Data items
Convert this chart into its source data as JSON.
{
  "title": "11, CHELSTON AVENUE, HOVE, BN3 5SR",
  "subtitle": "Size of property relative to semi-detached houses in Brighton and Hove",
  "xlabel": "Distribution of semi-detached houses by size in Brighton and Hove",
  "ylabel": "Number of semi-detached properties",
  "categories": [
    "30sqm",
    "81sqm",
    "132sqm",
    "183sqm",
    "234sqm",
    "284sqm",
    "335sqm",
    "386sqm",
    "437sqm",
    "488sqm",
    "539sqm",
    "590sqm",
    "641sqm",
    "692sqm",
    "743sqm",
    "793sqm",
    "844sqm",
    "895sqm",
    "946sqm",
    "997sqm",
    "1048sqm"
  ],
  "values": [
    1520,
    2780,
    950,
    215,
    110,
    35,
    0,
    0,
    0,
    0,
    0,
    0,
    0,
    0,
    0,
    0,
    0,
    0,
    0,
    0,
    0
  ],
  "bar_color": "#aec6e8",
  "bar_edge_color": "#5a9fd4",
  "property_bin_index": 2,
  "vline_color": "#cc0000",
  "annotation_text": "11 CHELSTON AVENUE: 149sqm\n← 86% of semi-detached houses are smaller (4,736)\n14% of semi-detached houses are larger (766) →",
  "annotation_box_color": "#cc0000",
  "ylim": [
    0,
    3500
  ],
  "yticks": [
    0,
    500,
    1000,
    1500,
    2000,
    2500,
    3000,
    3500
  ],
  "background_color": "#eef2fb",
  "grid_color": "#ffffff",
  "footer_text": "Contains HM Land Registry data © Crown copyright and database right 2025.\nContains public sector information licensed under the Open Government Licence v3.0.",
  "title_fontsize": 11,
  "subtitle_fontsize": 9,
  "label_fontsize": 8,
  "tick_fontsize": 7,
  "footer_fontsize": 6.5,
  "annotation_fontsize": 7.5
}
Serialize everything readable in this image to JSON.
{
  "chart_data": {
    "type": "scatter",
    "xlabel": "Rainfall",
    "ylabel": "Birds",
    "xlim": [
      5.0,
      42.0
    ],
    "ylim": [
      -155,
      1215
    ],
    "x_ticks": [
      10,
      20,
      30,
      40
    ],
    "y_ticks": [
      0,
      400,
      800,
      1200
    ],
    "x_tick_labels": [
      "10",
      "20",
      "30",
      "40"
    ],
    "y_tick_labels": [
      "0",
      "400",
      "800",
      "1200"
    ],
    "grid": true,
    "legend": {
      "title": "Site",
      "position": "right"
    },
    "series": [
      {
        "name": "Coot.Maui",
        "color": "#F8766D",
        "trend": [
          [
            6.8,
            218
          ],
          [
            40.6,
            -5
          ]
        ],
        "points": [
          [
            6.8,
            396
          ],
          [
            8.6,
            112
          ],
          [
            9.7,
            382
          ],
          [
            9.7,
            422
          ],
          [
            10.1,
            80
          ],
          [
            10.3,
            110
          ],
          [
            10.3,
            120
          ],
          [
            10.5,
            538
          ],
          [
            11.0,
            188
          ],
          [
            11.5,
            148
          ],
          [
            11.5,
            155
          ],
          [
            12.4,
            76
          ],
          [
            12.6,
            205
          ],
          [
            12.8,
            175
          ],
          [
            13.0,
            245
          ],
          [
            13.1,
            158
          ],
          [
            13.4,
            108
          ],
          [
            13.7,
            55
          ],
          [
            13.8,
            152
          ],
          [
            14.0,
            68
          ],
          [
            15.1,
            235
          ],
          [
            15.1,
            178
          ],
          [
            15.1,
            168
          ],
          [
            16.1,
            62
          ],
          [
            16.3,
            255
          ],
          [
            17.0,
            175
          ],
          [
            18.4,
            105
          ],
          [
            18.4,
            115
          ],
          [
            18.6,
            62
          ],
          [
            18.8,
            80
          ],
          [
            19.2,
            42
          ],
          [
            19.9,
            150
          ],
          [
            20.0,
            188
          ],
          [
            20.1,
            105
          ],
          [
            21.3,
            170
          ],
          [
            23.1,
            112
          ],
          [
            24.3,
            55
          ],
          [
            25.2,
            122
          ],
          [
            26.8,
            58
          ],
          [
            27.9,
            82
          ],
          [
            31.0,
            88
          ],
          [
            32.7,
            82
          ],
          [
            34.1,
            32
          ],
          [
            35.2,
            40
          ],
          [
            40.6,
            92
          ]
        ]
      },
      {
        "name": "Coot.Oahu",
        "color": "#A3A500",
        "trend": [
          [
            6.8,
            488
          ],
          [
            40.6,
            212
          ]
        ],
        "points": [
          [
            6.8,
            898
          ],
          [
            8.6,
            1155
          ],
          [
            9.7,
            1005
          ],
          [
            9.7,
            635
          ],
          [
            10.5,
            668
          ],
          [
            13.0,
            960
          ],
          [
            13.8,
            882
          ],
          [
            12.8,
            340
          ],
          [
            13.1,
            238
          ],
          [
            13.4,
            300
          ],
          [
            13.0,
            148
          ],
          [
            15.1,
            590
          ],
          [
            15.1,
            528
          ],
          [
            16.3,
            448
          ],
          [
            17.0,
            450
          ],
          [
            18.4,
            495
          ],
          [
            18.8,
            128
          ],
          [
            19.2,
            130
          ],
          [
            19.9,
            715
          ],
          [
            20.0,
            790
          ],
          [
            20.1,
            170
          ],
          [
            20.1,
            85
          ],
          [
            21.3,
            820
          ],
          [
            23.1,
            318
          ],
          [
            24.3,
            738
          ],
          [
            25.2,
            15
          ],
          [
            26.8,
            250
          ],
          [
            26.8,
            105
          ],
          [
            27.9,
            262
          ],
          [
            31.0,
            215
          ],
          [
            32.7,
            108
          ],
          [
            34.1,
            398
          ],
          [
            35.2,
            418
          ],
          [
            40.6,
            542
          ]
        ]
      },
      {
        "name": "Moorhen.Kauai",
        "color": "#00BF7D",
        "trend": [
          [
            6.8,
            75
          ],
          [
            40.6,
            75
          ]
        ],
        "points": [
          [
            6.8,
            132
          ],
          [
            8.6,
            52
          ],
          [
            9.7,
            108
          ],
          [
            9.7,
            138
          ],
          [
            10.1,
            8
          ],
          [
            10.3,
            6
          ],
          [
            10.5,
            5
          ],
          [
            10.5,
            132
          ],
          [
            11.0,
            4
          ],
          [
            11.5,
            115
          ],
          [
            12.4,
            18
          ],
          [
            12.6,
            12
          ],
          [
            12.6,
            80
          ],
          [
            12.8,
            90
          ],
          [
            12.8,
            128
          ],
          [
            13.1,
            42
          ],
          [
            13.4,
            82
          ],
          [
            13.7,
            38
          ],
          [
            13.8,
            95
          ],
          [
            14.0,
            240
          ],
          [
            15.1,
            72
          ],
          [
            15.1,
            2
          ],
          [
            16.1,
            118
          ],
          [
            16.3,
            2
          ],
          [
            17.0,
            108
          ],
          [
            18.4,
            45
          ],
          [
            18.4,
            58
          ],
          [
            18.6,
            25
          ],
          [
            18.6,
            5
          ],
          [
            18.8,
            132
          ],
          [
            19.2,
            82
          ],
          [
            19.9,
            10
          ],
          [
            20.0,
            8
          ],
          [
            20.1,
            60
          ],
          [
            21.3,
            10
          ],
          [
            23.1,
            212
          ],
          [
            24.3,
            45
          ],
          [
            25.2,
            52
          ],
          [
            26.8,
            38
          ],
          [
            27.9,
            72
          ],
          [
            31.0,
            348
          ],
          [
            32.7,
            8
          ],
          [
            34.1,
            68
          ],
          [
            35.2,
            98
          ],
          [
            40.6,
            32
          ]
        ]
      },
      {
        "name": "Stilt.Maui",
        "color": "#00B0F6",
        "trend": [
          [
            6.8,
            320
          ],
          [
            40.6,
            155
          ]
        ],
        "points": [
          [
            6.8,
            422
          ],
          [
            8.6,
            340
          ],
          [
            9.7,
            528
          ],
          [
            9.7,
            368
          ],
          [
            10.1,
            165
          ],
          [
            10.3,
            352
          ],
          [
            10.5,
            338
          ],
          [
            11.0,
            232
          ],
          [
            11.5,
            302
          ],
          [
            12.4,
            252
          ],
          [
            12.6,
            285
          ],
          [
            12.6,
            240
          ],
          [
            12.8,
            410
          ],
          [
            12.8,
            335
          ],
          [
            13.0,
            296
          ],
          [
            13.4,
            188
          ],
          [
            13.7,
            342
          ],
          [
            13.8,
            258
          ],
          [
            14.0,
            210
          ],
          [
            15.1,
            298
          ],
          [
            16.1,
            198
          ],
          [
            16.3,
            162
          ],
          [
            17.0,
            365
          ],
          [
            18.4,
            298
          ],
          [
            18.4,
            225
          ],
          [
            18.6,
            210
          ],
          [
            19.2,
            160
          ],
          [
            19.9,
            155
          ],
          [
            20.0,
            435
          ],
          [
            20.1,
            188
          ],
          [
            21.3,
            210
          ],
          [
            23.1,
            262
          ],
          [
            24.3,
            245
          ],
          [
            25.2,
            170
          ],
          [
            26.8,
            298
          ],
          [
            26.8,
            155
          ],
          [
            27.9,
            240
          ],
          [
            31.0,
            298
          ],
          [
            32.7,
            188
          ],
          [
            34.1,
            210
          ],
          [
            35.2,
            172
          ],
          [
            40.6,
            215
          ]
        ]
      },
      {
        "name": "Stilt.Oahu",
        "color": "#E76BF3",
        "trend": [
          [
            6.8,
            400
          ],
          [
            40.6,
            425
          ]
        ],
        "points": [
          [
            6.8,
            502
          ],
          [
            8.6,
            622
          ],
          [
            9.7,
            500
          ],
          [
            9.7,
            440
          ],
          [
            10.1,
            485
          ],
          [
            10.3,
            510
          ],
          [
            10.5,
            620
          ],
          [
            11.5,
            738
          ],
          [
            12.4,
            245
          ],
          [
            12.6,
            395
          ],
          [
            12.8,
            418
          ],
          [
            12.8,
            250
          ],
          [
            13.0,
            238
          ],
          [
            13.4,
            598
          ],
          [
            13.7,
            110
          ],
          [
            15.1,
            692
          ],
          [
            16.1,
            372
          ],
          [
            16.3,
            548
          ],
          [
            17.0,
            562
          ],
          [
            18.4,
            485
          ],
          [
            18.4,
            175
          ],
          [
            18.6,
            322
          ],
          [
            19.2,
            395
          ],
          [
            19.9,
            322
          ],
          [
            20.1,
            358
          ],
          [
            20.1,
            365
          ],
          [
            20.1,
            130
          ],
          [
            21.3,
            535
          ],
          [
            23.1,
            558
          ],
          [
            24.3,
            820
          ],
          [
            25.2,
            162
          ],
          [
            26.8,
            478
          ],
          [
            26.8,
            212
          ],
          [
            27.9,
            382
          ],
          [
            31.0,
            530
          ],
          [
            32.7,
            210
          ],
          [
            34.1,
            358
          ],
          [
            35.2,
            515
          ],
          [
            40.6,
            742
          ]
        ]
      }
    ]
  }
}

▶ **Given problem**
Report each line of the material above where the word "CHELSTON" appears.

▶ **Exercise output**
  "title": "11, CHELSTON AVENUE, HOVE, BN3 5SR",
  "annotation_text": "11 CHELSTON AVENUE: 149sqm\n← 86% of semi-detached houses are smaller (4,736)\n14% of semi-detached houses are larger (766) →",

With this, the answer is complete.